- [TASK TO COMPLETE]
Each line below should be reproduced without any alteration.

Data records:
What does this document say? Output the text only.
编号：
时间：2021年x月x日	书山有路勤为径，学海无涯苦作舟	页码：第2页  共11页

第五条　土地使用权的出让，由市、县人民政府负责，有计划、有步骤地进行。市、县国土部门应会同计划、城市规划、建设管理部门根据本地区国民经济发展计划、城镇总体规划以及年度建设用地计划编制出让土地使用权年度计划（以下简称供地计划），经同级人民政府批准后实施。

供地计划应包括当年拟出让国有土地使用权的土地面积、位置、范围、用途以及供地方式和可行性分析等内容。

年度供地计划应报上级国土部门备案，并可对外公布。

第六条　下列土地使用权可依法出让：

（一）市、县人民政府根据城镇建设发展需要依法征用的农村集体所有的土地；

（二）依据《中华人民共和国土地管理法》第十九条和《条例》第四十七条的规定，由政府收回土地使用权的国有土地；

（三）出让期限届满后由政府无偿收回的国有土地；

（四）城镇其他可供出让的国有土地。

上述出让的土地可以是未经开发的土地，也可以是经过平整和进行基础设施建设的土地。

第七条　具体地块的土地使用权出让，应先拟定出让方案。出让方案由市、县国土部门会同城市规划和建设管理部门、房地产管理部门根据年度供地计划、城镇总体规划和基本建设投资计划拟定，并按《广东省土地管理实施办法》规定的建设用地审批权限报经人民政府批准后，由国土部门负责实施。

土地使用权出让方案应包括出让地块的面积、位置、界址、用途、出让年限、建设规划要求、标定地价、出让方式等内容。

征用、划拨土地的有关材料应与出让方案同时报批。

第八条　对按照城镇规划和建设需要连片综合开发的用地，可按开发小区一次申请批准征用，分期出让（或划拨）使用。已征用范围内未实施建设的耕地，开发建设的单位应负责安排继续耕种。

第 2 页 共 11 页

- [COMPLETE OUTPUT]
What does this document say? Output the text only.
编号：
时间：2021年x月x日	书山有路勤为径，学海无涯苦作舟	页码：第2页  共11页

第五条　土地使用权的出让，由市、县人民政府负责，有计划、有步骤地进行。市、县国土部门应会同计划、城市规划、建设管理部门根据本地区国民经济发展计划、城镇总体规划以及年度建设用地计划编制出让土地使用权年度计划（以下简称供地计划），经同级人民政府批准后实施。

供地计划应包括当年拟出让国有土地使用权的土地面积、位置、范围、用途以及供地方式和可行性分析等内容。

年度供地计划应报上级国土部门备案，并可对外公布。

第六条　下列土地使用权可依法出让：

（一）市、县人民政府根据城镇建设发展需要依法征用的农村集体所有的土地；

（二）依据《中华人民共和国土地管理法》第十九条和《条例》第四十七条的规定，由政府收回土地使用权的国有土地；

（三）出让期限届满后由政府无偿收回的国有土地；

（四）城镇其他可供出让的国有土地。

上述出让的土地可以是未经开发的土地，也可以是经过平整和进行基础设施建设的土地。

第七条　具体地块的土地使用权出让，应先拟定出让方案。出让方案由市、县国土部门会同城市规划和建设管理部门、房地产管理部门根据年度供地计划、城镇总体规划和基本建设投资计划拟定，并按《广东省土地管理实施办法》规定的建设用地审批权限报经人民政府批准后，由国土部门负责实施。

土地使用权出让方案应包括出让地块的面积、位置、界址、用途、出让年限、建设规划要求、标定地价、出让方式等内容。

征用、划拨土地的有关材料应与出让方案同时报批。

第八条　对按照城镇规划和建设需要连片综合开发的用地，可按开发小区一次申请批准征用，分期出让（或划拨）使用。已征用范围内未实施建设的耕地，开发建设的单位应负责安排继续耕种。

第 2 页 共 11 页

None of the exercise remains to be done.